▶ [Written exercise]
Show each line from the listing that includes the word "Install".

## Start

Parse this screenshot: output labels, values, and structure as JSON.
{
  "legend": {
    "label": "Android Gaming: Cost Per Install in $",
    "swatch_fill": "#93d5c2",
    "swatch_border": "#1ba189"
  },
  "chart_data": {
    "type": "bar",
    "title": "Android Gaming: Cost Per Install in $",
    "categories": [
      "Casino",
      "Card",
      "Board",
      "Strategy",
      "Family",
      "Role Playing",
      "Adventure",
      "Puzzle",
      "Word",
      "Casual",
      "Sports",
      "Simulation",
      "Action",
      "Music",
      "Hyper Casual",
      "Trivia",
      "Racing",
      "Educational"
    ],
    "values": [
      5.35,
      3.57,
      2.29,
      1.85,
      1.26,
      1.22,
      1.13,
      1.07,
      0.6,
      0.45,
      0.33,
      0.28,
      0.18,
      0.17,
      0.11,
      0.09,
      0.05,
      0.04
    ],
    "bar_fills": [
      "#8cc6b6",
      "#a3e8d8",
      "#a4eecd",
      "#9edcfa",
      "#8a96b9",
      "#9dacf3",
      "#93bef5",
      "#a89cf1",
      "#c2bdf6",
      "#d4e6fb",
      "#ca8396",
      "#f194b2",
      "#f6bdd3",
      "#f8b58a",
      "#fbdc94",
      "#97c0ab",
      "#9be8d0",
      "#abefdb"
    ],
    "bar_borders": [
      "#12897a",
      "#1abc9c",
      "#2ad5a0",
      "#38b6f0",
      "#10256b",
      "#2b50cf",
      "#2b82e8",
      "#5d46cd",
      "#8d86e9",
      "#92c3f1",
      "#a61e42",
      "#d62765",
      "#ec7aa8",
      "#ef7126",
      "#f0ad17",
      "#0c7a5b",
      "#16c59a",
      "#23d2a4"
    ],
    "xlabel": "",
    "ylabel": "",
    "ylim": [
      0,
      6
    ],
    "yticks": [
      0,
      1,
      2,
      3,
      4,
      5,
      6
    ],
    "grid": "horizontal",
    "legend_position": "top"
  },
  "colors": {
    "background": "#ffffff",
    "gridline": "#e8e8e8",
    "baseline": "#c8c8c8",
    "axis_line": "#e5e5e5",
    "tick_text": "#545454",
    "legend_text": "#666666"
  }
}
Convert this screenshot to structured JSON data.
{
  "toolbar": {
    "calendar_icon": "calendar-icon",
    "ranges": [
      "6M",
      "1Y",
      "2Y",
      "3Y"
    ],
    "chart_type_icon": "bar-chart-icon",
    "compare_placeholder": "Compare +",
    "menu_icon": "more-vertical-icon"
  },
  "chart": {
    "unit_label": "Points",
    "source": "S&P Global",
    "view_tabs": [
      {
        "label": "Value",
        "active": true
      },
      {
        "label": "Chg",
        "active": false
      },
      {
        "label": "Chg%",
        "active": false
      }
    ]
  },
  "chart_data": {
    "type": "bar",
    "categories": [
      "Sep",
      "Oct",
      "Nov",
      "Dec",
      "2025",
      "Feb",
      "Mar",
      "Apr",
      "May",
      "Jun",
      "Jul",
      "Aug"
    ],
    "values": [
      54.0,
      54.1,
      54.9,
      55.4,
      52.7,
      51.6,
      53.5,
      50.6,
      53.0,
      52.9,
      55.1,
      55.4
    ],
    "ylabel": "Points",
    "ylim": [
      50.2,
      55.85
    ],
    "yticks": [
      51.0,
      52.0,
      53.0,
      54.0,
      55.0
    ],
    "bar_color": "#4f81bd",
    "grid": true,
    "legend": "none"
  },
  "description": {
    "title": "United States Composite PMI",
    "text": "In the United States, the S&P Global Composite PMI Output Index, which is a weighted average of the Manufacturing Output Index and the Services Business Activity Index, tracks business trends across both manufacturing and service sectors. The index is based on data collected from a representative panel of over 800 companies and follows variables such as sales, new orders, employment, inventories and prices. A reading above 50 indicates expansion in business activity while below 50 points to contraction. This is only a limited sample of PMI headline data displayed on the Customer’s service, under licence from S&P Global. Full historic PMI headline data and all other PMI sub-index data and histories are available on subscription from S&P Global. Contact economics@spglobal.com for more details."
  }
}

## End

▶ [Result for this task]
    "label": "Android Gaming: Cost Per Install in $",
    "title": "Android Gaming: Cost Per Install in $",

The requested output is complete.